**The records**
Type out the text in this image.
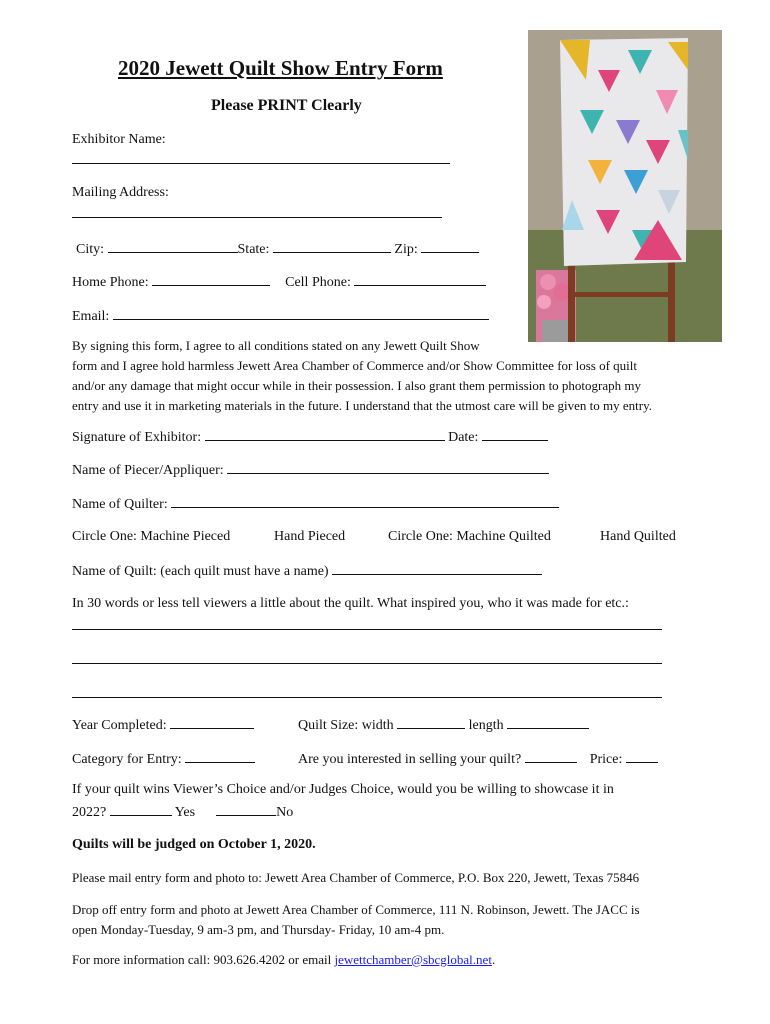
2020 Jewett Quilt Show Entry Form
Please PRINT Clearly
Exhibitor Name:
Mailing Address:
City:	State:	Zip:
Home Phone:	Cell Phone:
Email:
By signing this form, I agree to all conditions stated on any Jewett Quilt Show
form and I agree hold harmless Jewett Area Chamber of Commerce and/or Show Committee for loss of quilt
and/or any damage that might occur while in their possession. I also grant them permission to photograph my
entry and use it in marketing materials in the future. I understand that the utmost care will be given to my entry.
Signature of Exhibitor:	Date:
Name of Piecer/Appliquer:
Name of Quilter:
Circle One: Machine Pieced	Hand Pieced	Circle One: Machine Quilted	Hand Quilted
Name of Quilt: (each quilt must have a name)
In 30 words or less tell viewers a little about the quilt. What inspired you, who it was made for etc.:
Year Completed:	Quilt Size: width	length
Category for Entry:	Are you interested in selling your quilt?	Price:
If your quilt wins Viewer’s Choice and/or Judges Choice, would you be willing to showcase it in
2022?	Yes	No
Quilts will be judged on October 1, 2020.
Please mail entry form and photo to: Jewett Area Chamber of Commerce, P.O. Box 220, Jewett, Texas 75846
Drop off entry form and photo at Jewett Area Chamber of Commerce, 111 N. Robinson, Jewett. The JACC is
open Monday-Tuesday, 9 am-3 pm, and Thursday- Friday, 10 am-4 pm.
For more information call: 903.626.4202 or email jewettchamber@sbcglobal.net.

**What this task involves**
Read the entries and pick out all lines that include the word "Commerce".

**Solution to the exercise**
form and I agree hold harmless Jewett Area Chamber of Commerce and/or Show Committee for loss of quilt
Please mail entry form and photo to: Jewett Area Chamber of Commerce, P.O. Box 220, Jewett, Texas 75846
Drop off entry form and photo at Jewett Area Chamber of Commerce, 111 N. Robinson, Jewett. The JACC is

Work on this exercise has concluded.